Data for the task:
※
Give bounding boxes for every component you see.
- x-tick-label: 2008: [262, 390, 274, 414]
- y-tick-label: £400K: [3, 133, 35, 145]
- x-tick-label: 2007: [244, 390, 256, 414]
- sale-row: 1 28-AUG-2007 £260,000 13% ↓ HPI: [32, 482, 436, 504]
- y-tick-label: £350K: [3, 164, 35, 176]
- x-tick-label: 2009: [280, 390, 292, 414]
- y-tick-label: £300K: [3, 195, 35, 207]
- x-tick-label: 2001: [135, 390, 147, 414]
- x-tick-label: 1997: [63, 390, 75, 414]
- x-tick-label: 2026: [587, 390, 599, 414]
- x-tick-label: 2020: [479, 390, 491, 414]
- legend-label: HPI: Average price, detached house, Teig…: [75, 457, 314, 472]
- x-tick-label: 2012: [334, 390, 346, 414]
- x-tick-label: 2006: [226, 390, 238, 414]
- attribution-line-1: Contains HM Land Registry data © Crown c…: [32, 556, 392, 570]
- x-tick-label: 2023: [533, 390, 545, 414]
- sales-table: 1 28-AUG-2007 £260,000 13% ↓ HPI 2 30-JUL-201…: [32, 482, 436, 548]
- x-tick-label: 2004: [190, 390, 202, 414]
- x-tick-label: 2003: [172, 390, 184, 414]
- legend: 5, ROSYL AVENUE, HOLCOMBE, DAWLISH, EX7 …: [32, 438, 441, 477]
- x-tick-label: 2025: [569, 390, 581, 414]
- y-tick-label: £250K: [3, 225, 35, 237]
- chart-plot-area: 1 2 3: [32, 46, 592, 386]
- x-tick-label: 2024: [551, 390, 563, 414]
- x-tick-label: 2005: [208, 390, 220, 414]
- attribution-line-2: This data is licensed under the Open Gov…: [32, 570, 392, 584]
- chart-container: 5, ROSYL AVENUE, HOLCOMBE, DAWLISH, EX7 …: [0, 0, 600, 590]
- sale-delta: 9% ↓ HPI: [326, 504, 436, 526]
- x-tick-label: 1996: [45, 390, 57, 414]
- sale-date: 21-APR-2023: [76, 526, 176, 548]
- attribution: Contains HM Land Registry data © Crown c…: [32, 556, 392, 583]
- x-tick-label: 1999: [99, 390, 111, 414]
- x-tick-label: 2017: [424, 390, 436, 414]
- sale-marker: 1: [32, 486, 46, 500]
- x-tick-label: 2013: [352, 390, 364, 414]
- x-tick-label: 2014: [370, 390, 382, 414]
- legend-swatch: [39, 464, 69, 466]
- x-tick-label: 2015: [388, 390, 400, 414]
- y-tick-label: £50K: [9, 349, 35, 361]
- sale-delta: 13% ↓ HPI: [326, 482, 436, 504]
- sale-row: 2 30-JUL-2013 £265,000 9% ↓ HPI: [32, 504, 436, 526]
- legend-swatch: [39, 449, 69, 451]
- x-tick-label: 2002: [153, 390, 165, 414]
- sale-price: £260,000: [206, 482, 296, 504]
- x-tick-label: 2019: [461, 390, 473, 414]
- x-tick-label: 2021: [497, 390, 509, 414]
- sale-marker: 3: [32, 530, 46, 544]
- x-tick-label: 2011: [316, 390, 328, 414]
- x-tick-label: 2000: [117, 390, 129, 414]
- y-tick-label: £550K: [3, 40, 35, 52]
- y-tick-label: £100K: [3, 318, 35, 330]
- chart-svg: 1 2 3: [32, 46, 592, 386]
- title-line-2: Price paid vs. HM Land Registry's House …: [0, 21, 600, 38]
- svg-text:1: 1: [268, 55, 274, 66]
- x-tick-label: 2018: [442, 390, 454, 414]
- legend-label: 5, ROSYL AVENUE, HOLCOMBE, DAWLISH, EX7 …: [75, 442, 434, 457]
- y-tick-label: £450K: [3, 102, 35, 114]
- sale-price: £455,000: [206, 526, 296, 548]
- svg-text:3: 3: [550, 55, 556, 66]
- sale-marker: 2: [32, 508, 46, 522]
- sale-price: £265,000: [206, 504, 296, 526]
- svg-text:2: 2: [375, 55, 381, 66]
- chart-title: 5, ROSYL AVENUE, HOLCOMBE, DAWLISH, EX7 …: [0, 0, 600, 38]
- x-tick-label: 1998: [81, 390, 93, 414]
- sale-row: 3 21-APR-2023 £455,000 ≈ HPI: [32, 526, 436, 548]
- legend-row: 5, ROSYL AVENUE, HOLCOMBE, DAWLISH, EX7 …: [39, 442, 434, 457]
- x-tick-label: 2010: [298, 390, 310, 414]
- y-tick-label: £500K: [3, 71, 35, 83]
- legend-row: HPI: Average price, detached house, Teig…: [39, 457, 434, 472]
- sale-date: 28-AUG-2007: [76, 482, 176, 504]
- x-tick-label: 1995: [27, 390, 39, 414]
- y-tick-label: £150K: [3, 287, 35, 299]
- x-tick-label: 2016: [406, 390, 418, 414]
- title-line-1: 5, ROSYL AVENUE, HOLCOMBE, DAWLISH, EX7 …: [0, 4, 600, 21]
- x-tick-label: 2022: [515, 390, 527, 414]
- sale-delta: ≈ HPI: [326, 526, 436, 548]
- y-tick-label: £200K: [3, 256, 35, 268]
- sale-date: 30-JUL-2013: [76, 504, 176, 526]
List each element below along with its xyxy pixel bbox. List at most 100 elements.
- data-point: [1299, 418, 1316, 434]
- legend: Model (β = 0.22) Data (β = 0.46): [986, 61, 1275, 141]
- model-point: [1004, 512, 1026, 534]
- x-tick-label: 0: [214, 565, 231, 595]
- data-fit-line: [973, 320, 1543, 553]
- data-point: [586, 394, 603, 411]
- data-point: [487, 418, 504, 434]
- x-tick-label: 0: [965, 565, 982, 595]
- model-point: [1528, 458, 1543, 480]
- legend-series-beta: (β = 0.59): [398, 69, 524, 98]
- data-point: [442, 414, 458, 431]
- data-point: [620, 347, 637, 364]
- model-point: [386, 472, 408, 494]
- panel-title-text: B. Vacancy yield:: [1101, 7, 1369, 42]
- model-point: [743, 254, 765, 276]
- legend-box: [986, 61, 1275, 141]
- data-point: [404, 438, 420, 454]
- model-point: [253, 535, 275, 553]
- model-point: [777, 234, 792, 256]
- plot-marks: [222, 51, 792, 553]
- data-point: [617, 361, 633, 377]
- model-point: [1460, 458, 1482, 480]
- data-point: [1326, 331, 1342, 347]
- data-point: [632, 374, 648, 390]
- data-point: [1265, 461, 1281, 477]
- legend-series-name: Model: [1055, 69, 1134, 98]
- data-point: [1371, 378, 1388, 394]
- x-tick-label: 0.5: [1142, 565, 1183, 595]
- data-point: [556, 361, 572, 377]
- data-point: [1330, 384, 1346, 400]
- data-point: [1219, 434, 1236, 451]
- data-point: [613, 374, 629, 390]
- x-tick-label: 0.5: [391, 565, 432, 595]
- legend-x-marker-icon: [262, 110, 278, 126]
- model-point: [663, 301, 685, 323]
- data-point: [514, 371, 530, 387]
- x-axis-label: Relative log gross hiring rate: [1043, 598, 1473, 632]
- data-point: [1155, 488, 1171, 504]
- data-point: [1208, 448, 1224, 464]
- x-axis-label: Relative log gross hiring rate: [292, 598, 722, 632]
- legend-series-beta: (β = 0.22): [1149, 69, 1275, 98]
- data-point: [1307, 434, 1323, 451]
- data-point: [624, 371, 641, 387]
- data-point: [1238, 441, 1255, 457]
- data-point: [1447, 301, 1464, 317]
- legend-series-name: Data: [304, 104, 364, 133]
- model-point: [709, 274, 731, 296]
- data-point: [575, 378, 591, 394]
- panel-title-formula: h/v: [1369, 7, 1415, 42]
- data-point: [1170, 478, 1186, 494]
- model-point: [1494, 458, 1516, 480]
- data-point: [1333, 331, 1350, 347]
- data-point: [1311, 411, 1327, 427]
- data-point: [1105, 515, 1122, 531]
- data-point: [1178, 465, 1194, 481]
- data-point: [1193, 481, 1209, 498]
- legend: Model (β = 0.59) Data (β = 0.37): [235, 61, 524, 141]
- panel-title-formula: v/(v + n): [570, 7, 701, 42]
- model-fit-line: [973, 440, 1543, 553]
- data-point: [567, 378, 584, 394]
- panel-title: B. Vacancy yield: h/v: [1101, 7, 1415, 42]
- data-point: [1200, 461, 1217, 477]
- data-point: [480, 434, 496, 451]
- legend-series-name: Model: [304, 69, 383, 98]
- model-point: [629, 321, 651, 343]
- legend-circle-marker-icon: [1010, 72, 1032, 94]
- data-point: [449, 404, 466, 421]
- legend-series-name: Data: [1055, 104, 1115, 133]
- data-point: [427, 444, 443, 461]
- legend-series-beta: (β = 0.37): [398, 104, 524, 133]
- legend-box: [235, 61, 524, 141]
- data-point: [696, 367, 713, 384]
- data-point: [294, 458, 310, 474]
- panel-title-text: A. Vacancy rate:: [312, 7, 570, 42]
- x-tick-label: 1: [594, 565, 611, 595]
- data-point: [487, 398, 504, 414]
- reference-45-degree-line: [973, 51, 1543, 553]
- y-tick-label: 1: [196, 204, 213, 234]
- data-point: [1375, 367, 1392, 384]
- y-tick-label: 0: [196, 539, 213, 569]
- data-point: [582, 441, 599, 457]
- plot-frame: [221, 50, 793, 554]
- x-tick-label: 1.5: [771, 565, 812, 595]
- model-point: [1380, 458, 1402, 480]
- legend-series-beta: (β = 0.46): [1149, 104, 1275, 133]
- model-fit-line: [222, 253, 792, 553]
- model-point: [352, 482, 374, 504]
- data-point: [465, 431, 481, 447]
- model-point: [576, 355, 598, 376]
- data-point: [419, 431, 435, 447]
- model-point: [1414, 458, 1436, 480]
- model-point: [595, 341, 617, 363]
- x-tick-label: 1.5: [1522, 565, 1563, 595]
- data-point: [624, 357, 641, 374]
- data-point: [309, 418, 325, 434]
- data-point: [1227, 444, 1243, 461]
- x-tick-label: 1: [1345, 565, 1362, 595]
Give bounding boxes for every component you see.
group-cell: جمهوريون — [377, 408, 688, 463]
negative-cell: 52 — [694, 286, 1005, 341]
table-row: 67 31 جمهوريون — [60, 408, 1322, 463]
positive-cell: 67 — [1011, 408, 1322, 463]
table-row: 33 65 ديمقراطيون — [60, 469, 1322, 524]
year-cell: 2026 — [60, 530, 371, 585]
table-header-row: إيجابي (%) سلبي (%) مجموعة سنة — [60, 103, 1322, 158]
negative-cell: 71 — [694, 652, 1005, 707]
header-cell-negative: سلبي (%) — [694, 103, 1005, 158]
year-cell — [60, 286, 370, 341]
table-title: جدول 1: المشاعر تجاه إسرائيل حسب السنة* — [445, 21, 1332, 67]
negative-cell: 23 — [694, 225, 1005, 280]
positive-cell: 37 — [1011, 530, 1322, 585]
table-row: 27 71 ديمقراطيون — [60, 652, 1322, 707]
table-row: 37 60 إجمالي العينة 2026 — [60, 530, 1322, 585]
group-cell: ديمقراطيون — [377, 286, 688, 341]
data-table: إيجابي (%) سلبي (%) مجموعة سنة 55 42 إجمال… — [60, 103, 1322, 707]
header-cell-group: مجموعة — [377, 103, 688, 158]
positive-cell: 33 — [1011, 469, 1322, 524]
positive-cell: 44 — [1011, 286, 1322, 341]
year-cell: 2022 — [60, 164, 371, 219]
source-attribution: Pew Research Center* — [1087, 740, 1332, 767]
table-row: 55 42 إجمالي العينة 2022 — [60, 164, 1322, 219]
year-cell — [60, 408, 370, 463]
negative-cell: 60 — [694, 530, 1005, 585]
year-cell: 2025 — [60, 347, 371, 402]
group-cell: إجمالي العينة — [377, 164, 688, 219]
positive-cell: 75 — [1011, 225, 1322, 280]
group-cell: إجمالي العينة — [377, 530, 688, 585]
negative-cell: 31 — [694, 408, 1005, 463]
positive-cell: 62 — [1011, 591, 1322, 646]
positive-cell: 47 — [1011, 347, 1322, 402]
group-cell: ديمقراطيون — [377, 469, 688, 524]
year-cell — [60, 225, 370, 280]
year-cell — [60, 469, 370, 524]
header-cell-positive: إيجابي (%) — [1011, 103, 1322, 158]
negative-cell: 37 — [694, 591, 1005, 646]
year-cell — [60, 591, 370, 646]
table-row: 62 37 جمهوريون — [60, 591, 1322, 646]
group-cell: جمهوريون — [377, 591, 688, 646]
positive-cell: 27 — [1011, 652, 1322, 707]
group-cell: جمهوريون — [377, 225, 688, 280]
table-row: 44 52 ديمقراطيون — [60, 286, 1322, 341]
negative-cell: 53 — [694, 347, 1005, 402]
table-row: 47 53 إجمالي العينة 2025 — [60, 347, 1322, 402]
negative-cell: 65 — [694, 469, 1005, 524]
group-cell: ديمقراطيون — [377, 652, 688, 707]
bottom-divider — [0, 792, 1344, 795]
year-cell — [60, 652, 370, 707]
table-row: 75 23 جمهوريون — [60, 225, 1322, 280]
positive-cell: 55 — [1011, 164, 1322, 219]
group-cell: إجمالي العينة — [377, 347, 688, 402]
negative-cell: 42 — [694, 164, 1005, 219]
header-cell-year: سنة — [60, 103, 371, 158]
※
Swap "y-tick-label" for "y-axis-label" in the material, starting at its beginning and ending at the line containing "- x-tick-label: 2020: [479, 390, 491, 414]", and reproduce those lines with everything else unchanged.

Give bounding boxes for every component you see.
- x-tick-label: 2008: [262, 390, 274, 414]
- y-axis-label: £400K: [3, 133, 35, 145]
- x-tick-label: 2007: [244, 390, 256, 414]
- sale-row: 1 28-AUG-2007 £260,000 13% ↓ HPI: [32, 482, 436, 504]
- y-axis-label: £350K: [3, 164, 35, 176]
- x-tick-label: 2009: [280, 390, 292, 414]
- y-axis-label: £300K: [3, 195, 35, 207]
- x-tick-label: 2001: [135, 390, 147, 414]
- x-tick-label: 1997: [63, 390, 75, 414]
- x-tick-label: 2026: [587, 390, 599, 414]
- x-tick-label: 2020: [479, 390, 491, 414]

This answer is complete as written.